(Dataset items)

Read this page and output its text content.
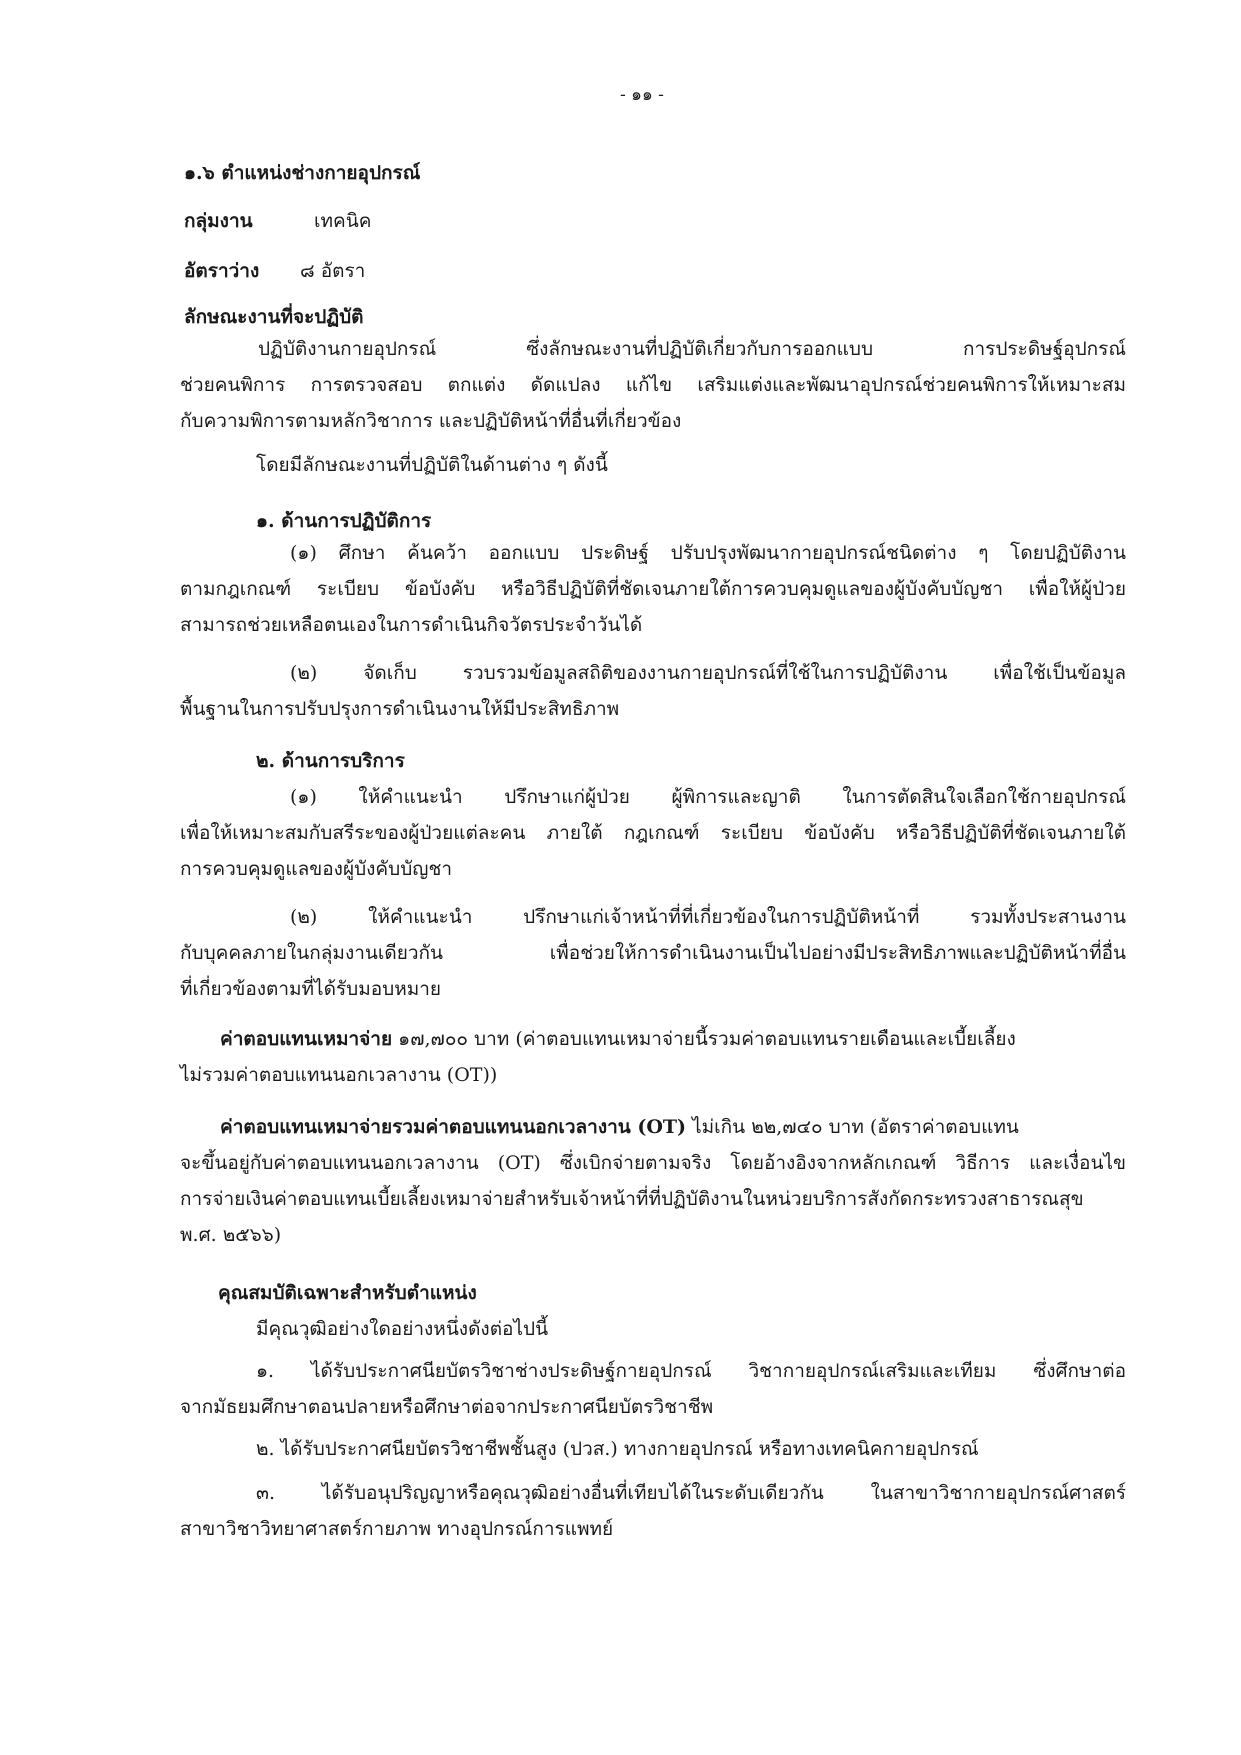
- ๑๑ -
๑.๖ ตำแหน่งช่างกายอุปกรณ์
กลุ่มงาน	เทคนิค
อัตราว่าง ๘ อัตรา
ลักษณะงานที่จะปฏิบัติ
ปฏิบัติงานกายอุปกรณ์ ซึ่งลักษณะงานที่ปฏิบัติเกี่ยวกับการออกแบบ การประดิษฐ์อุปกรณ์
ช่วยคนพิการ การตรวจสอบ ตกแต่ง ดัดแปลง แก้ไข เสริมแต่งและพัฒนาอุปกรณ์ช่วยคนพิการให้เหมาะสม
กับความพิการตามหลักวิชาการ และปฏิบัติหน้าที่อื่นที่เกี่ยวข้อง
โดยมีลักษณะงานที่ปฏิบัติในด้านต่าง ๆ ดังนี้
๑. ด้านการปฏิบัติการ
(๑) ศึกษา ค้นคว้า ออกแบบ ประดิษฐ์ ปรับปรุงพัฒนากายอุปกรณ์ชนิดต่าง ๆ โดยปฏิบัติงาน
ตามกฎเกณฑ์ ระเบียบ ข้อบังคับ หรือวิธีปฏิบัติที่ชัดเจนภายใต้การควบคุมดูแลของผู้บังคับบัญชา เพื่อให้ผู้ป่วย
สามารถช่วยเหลือตนเองในการดำเนินกิจวัตรประจำวันได้
(๒) จัดเก็บ รวบรวมข้อมูลสถิติของงานกายอุปกรณ์ที่ใช้ในการปฏิบัติงาน เพื่อใช้เป็นข้อมูล
พื้นฐานในการปรับปรุงการดำเนินงานให้มีประสิทธิภาพ
๒. ด้านการบริการ
(๑) ให้คำแนะนำ ปรึกษาแก่ผู้ป่วย ผู้พิการและญาติ ในการตัดสินใจเลือกใช้กายอุปกรณ์
เพื่อให้เหมาะสมกับสรีระของผู้ป่วยแต่ละคน ภายใต้ กฎเกณฑ์ ระเบียบ ข้อบังคับ หรือวิธีปฏิบัติที่ชัดเจนภายใต้
การควบคุมดูแลของผู้บังคับบัญชา
(๒) ให้คำแนะนำ ปรึกษาแก่เจ้าหน้าที่ที่เกี่ยวข้องในการปฏิบัติหน้าที่ รวมทั้งประสานงาน
กับบุคคลภายในกลุ่มงานเดียวกัน เพื่อช่วยให้การดำเนินงานเป็นไปอย่างมีประสิทธิภาพและปฏิบัติหน้าที่อื่น
ที่เกี่ยวข้องตามที่ได้รับมอบหมาย
ค่าตอบแทนเหมาจ่าย ๑๗,๗๐๐ บาท (ค่าตอบแทนเหมาจ่ายนี้รวมค่าตอบแทนรายเดือนและเบี้ยเลี้ยง
ไม่รวมค่าตอบแทนนอกเวลางาน (OT))
ค่าตอบแทนเหมาจ่ายรวมค่าตอบแทนนอกเวลางาน (OT) ไม่เกิน ๒๒,๗๔๐ บาท (อัตราค่าตอบแทน
จะขึ้นอยู่กับค่าตอบแทนนอกเวลางาน (OT) ซึ่งเบิกจ่ายตามจริง โดยอ้างอิงจากหลักเกณฑ์ วิธีการ และเงื่อนไข
การจ่ายเงินค่าตอบแทนเบี้ยเลี้ยงเหมาจ่ายสำหรับเจ้าหน้าที่ที่ปฏิบัติงานในหน่วยบริการสังกัดกระทรวงสาธารณสุข
พ.ศ. ๒๕๖๖)
คุณสมบัติเฉพาะสำหรับตำแหน่ง
มีคุณวุฒิอย่างใดอย่างหนึ่งดังต่อไปนี้
๑. ได้รับประกาศนียบัตรวิชาช่างประดิษฐ์กายอุปกรณ์ วิชากายอุปกรณ์เสริมและเทียม ซึ่งศึกษาต่อ
จากมัธยมศึกษาตอนปลายหรือศึกษาต่อจากประกาศนียบัตรวิชาชีพ
๒. ได้รับประกาศนียบัตรวิชาชีพชั้นสูง (ปวส.) ทางกายอุปกรณ์ หรือทางเทคนิคกายอุปกรณ์
๓. ได้รับอนุปริญญาหรือคุณวุฒิอย่างอื่นที่เทียบได้ในระดับเดียวกัน ในสาขาวิชากายอุปกรณ์ศาสตร์
สาขาวิชาวิทยาศาสตร์กายภาพ ทางอุปกรณ์การแพทย์
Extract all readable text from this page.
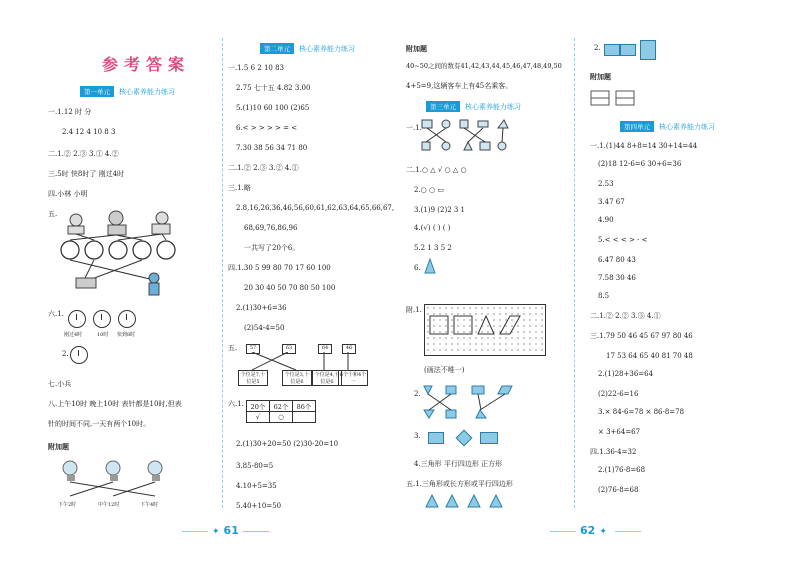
参考答案
第一单元	核心素养能力练习
一.1.12 时 分
2.4 12 4 10 8 3
二.1.② 2.③ 3.① 4.②
三.5时 快8时了 刚过4时
四.小林 小明
五.
六.1.
刚过4时	10时 快到8时
2.
七.小兵
八.上午10时 晚上10时 表针都是10时,但表
针的时间不同,一天有两个10时。
附加题
下午2时	中午12时	下午4时
✦ 61
第二单元	核心素养能力练习
一.1.5 6 2 10 83
2.75 七十五 4.82 3.00
5.(1)10 60 100 (2)65
6.< > > > > = <
7.30 38 56 34 71 80
二.1.② 2.③ 3.② 4.①
三.1.略
2.8,16,26,36,46,56,60,61,62,63,64,65,66,67,
68,69,76,86,96
一共写了20个6。
四.1.30 5 99 80 70 17 60 100
20 30 40 50 70 80 50 100
2.(1)30+6=36
(2)54-4=50
五.	57	63	64	46
个位是7,十位是5
个位是3,十位是6
个位是4,十位是6
6个十和4个一
六.1. 20个	62个	86个
√	○	
2.(1)30+20=50 (2)30-20=10
3.85-80=5
4.10+5=35
5.40+10=50
附加题
40~50之间的数有41,42,43,44,45,46,47,48,49,50
4+5=9,这辆客车上有45名乘客。
第三单元	核心素养能力练习
一.1.
二.1.○ △ √ ○ △ ○
2.○ ○ ▭
3.(1)9 (2)2 3 1
4.(√) ( ) ( )
5.2 1 3 5 2
6.
附.1.
(画法不唯一)
2.
3.
4.三角形 平行四边形 正方形
五.1.三角形或长方形或平行四边形
2.
附加题
第四单元	核心素养能力练习
一.1.(1)44 8+8=14 30+14=44
(2)18 12-6=6 30+6=36
2.53
3.47 67
4.90
5.< < < > - <
6.47 80 43
7.58 30 46
8.5
二.1.② 2.② 3.③ 4.①
三.1.79 50 46 45 67 97 80 46
17 53 64 65 40 81 70 48
2.(1)28+36=64
(2)22-6=16
3.× 84-6=78 × 86-8=78
× 3+64=67
四.1.36-4=32
2.(1)76-8=68
(2)76-8=68
62 ✦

Given request: Set every line down exactly as written, leaving each picture out.

Written reply:
Read this page and output its text content.
- ๑๑ -
๑.๖ ตำแหน่งช่างกายอุปกรณ์
กลุ่มงาน	เทคนิค
อัตราว่าง ๘ อัตรา
ลักษณะงานที่จะปฏิบัติ
ปฏิบัติงานกายอุปกรณ์ ซึ่งลักษณะงานที่ปฏิบัติเกี่ยวกับการออกแบบ การประดิษฐ์อุปกรณ์
ช่วยคนพิการ การตรวจสอบ ตกแต่ง ดัดแปลง แก้ไข เสริมแต่งและพัฒนาอุปกรณ์ช่วยคนพิการให้เหมาะสม
กับความพิการตามหลักวิชาการ และปฏิบัติหน้าที่อื่นที่เกี่ยวข้อง
โดยมีลักษณะงานที่ปฏิบัติในด้านต่าง ๆ ดังนี้
๑. ด้านการปฏิบัติการ
(๑) ศึกษา ค้นคว้า ออกแบบ ประดิษฐ์ ปรับปรุงพัฒนากายอุปกรณ์ชนิดต่าง ๆ โดยปฏิบัติงาน
ตามกฎเกณฑ์ ระเบียบ ข้อบังคับ หรือวิธีปฏิบัติที่ชัดเจนภายใต้การควบคุมดูแลของผู้บังคับบัญชา เพื่อให้ผู้ป่วย
สามารถช่วยเหลือตนเองในการดำเนินกิจวัตรประจำวันได้
(๒) จัดเก็บ รวบรวมข้อมูลสถิติของงานกายอุปกรณ์ที่ใช้ในการปฏิบัติงาน เพื่อใช้เป็นข้อมูล
พื้นฐานในการปรับปรุงการดำเนินงานให้มีประสิทธิภาพ
๒. ด้านการบริการ
(๑) ให้คำแนะนำ ปรึกษาแก่ผู้ป่วย ผู้พิการและญาติ ในการตัดสินใจเลือกใช้กายอุปกรณ์
เพื่อให้เหมาะสมกับสรีระของผู้ป่วยแต่ละคน ภายใต้ กฎเกณฑ์ ระเบียบ ข้อบังคับ หรือวิธีปฏิบัติที่ชัดเจนภายใต้
การควบคุมดูแลของผู้บังคับบัญชา
(๒) ให้คำแนะนำ ปรึกษาแก่เจ้าหน้าที่ที่เกี่ยวข้องในการปฏิบัติหน้าที่ รวมทั้งประสานงาน
กับบุคคลภายในกลุ่มงานเดียวกัน เพื่อช่วยให้การดำเนินงานเป็นไปอย่างมีประสิทธิภาพและปฏิบัติหน้าที่อื่น
ที่เกี่ยวข้องตามที่ได้รับมอบหมาย
ค่าตอบแทนเหมาจ่าย ๑๗,๗๐๐ บาท (ค่าตอบแทนเหมาจ่ายนี้รวมค่าตอบแทนรายเดือนและเบี้ยเลี้ยง
ไม่รวมค่าตอบแทนนอกเวลางาน (OT))
ค่าตอบแทนเหมาจ่ายรวมค่าตอบแทนนอกเวลางาน (OT) ไม่เกิน ๒๒,๗๔๐ บาท (อัตราค่าตอบแทน
จะขึ้นอยู่กับค่าตอบแทนนอกเวลางาน (OT) ซึ่งเบิกจ่ายตามจริง โดยอ้างอิงจากหลักเกณฑ์ วิธีการ และเงื่อนไข
การจ่ายเงินค่าตอบแทนเบี้ยเลี้ยงเหมาจ่ายสำหรับเจ้าหน้าที่ที่ปฏิบัติงานในหน่วยบริการสังกัดกระทรวงสาธารณสุข
พ.ศ. ๒๕๖๖)
คุณสมบัติเฉพาะสำหรับตำแหน่ง
มีคุณวุฒิอย่างใดอย่างหนึ่งดังต่อไปนี้
๑. ได้รับประกาศนียบัตรวิชาช่างประดิษฐ์กายอุปกรณ์ วิชากายอุปกรณ์เสริมและเทียม ซึ่งศึกษาต่อ
จากมัธยมศึกษาตอนปลายหรือศึกษาต่อจากประกาศนียบัตรวิชาชีพ
๒. ได้รับประกาศนียบัตรวิชาชีพชั้นสูง (ปวส.) ทางกายอุปกรณ์ หรือทางเทคนิคกายอุปกรณ์
๓. ได้รับอนุปริญญาหรือคุณวุฒิอย่างอื่นที่เทียบได้ในระดับเดียวกัน ในสาขาวิชากายอุปกรณ์ศาสตร์
สาขาวิชาวิทยาศาสตร์กายภาพ ทางอุปกรณ์การแพทย์
Extract all readable text from this page.
参考答案
第一单元	核心素养能力练习
一.1.12 时 分
2.4 12 4 10 8 3
二.1.② 2.③ 3.① 4.②
三.5时 快8时了 刚过4时
四.小林 小明
五.
六.1.
刚过4时	10时 快到8时
2.
七.小兵
八.上午10时 晚上10时 表针都是10时,但表
针的时间不同,一天有两个10时。
附加题
下午2时	中午12时	下午4时
✦ 61
第二单元	核心素养能力练习
一.1.5 6 2 10 83
2.75 七十五 4.82 3.00
5.(1)10 60 100 (2)65
6.< > > > > = <
7.30 38 56 34 71 80
二.1.② 2.③ 3.② 4.①
三.1.略
2.8,16,26,36,46,56,60,61,62,63,64,65,66,67,
68,69,76,86,96
一共写了20个6。
四.1.30 5 99 80 70 17 60 100
20 30 40 50 70 80 50 100
2.(1)30+6=36
(2)54-4=50
五.	57	63	64	46
个位是7,十位是5
个位是3,十位是6
个位是4,十位是6
6个十和4个一
六.1. 20个	62个	86个
√	○	
2.(1)30+20=50 (2)30-20=10
3.85-80=5
4.10+5=35
5.40+10=50
附加题
40~50之间的数有41,42,43,44,45,46,47,48,49,50
4+5=9,这辆客车上有45名乘客。
第三单元	核心素养能力练习
一.1.
二.1.○ △ √ ○ △ ○
2.○ ○ ▭
3.(1)9 (2)2 3 1
4.(√) ( ) ( )
5.2 1 3 5 2
6.
附.1.
(画法不唯一)
2.
3.
4.三角形 平行四边形 正方形
五.1.三角形或长方形或平行四边形
2.
附加题
第四单元	核心素养能力练习
一.1.(1)44 8+8=14 30+14=44
(2)18 12-6=6 30+6=36
2.53
3.47 67
4.90
5.< < < > - <
6.47 80 43
7.58 30 46
8.5
二.1.② 2.② 3.③ 4.①
三.1.79 50 46 45 67 97 80 46
17 53 64 65 40 81 70 48
2.(1)28+36=64
(2)22-6=16
3.× 84-6=78 × 86-8=78
× 3+64=67
四.1.36-4=32
2.(1)76-8=68
(2)76-8=68
62 ✦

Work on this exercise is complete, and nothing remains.